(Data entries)
□ □ □

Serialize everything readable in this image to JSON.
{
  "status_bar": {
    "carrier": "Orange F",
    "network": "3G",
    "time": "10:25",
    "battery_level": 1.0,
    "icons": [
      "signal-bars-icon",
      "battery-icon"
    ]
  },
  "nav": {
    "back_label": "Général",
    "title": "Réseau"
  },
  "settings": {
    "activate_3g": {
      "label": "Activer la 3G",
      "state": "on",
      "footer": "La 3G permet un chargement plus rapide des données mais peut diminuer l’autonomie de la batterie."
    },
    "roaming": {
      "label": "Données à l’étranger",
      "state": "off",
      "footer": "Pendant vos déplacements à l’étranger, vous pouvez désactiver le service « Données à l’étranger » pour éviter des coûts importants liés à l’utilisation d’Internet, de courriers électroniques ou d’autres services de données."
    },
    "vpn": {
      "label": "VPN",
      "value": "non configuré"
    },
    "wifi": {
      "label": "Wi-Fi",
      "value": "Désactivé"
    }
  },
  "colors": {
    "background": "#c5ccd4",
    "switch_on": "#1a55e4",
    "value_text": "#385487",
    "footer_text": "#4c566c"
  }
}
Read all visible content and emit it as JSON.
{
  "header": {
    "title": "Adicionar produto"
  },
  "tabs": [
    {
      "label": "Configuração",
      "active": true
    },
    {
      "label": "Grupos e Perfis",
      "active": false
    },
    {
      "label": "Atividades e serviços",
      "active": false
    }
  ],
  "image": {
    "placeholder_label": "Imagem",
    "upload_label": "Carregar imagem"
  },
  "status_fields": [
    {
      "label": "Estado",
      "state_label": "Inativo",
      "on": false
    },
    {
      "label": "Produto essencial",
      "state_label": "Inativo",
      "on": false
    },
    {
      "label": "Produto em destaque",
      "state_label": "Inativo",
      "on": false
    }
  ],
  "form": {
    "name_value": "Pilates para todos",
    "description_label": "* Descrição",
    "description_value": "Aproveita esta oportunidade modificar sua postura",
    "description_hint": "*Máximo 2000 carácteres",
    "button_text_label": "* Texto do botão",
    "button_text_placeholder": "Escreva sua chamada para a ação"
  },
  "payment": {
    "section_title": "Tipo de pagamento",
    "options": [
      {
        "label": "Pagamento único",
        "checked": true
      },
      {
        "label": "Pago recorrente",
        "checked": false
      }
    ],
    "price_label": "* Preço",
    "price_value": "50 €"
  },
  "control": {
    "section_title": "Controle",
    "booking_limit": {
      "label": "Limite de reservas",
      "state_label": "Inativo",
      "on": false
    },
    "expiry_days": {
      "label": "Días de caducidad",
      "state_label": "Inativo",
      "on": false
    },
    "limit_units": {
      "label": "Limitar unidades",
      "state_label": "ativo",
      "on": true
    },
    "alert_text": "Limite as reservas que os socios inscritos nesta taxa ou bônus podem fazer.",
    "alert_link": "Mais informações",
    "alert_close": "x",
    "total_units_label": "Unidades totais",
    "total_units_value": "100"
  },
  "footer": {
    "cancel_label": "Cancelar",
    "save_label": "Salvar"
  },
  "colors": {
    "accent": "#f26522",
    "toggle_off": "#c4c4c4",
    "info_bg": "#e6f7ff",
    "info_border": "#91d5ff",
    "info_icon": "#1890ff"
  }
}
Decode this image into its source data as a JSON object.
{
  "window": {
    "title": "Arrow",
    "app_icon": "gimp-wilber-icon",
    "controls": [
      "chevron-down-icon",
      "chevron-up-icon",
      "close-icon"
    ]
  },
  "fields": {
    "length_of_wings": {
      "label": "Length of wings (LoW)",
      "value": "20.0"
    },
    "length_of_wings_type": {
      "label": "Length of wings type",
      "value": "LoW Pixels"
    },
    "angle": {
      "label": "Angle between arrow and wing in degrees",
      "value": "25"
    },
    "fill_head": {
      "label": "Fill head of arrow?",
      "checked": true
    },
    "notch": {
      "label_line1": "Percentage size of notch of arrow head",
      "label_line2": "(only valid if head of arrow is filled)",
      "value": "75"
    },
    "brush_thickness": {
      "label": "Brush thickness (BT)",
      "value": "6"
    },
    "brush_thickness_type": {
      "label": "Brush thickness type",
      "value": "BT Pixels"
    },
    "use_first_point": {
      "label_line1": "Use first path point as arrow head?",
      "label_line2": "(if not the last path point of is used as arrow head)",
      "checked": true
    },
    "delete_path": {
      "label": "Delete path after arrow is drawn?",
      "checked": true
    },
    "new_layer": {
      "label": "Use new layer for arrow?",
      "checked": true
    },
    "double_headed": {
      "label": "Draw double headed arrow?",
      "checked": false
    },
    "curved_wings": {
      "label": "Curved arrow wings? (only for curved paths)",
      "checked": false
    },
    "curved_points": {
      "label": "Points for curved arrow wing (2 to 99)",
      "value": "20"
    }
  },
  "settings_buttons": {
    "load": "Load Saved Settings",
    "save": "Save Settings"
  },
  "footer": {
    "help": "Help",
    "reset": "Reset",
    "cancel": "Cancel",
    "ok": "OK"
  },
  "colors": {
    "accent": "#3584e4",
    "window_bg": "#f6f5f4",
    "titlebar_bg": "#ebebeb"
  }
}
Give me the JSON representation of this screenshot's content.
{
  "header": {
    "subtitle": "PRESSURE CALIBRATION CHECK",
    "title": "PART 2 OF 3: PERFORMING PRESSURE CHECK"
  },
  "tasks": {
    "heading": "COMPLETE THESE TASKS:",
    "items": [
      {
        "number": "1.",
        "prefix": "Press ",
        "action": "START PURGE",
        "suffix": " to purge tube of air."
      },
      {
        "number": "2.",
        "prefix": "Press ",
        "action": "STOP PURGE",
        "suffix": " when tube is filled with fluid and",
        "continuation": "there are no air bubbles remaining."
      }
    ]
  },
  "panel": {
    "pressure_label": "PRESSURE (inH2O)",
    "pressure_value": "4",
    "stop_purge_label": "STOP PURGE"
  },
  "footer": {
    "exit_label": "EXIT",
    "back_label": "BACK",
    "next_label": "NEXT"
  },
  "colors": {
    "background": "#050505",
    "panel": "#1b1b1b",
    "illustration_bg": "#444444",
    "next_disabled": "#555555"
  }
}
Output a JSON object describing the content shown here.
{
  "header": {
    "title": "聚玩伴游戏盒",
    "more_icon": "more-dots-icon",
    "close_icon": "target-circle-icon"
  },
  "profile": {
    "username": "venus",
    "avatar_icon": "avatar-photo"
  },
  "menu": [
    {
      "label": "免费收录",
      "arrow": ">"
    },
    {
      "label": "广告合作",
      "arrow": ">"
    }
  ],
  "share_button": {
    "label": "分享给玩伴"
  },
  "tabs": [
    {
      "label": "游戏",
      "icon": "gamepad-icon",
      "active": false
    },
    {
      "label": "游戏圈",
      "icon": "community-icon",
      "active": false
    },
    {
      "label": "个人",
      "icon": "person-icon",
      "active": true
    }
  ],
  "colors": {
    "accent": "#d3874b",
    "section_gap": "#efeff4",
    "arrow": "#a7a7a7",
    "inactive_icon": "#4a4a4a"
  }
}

□ □ □

» **AIM**:
Quote the lines of the listing above that run from the line with "Give me the" through its last line, both included, and nothing else.

» **COMPLETE RESPONSE**:
Give me the JSON representation of this screenshot's content.
{
  "header": {
    "subtitle": "PRESSURE CALIBRATION CHECK",
    "title": "PART 2 OF 3: PERFORMING PRESSURE CHECK"
  },
  "tasks": {
    "heading": "COMPLETE THESE TASKS:",
    "items": [
      {
        "number": "1.",
        "prefix": "Press ",
        "action": "START PURGE",
        "suffix": " to purge tube of air."
      },
      {
        "number": "2.",
        "prefix": "Press ",
        "action": "STOP PURGE",
        "suffix": " when tube is filled with fluid and",
        "continuation": "there are no air bubbles remaining."
      }
    ]
  },
  "panel": {
    "pressure_label": "PRESSURE (inH2O)",
    "pressure_value": "4",
    "stop_purge_label": "STOP PURGE"
  },
  "footer": {
    "exit_label": "EXIT",
    "back_label": "BACK",
    "next_label": "NEXT"
  },
  "colors": {
    "background": "#050505",
    "panel": "#1b1b1b",
    "illustration_bg": "#444444",
    "next_disabled": "#555555"
  }
}
Output a JSON object describing the content shown here.
{
  "header": {
    "title": "聚玩伴游戏盒",
    "more_icon": "more-dots-icon",
    "close_icon": "target-circle-icon"
  },
  "profile": {
    "username": "venus",
    "avatar_icon": "avatar-photo"
  },
  "menu": [
    {
      "label": "免费收录",
      "arrow": ">"
    },
    {
      "label": "广告合作",
      "arrow": ">"
    }
  ],
  "share_button": {
    "label": "分享给玩伴"
  },
  "tabs": [
    {
      "label": "游戏",
      "icon": "gamepad-icon",
      "active": false
    },
    {
      "label": "游戏圈",
      "icon": "community-icon",
      "active": false
    },
    {
      "label": "个人",
      "icon": "person-icon",
      "active": true
    }
  ],
  "colors": {
    "accent": "#d3874b",
    "section_gap": "#efeff4",
    "arrow": "#a7a7a7",
    "inactive_icon": "#4a4a4a"
  }
}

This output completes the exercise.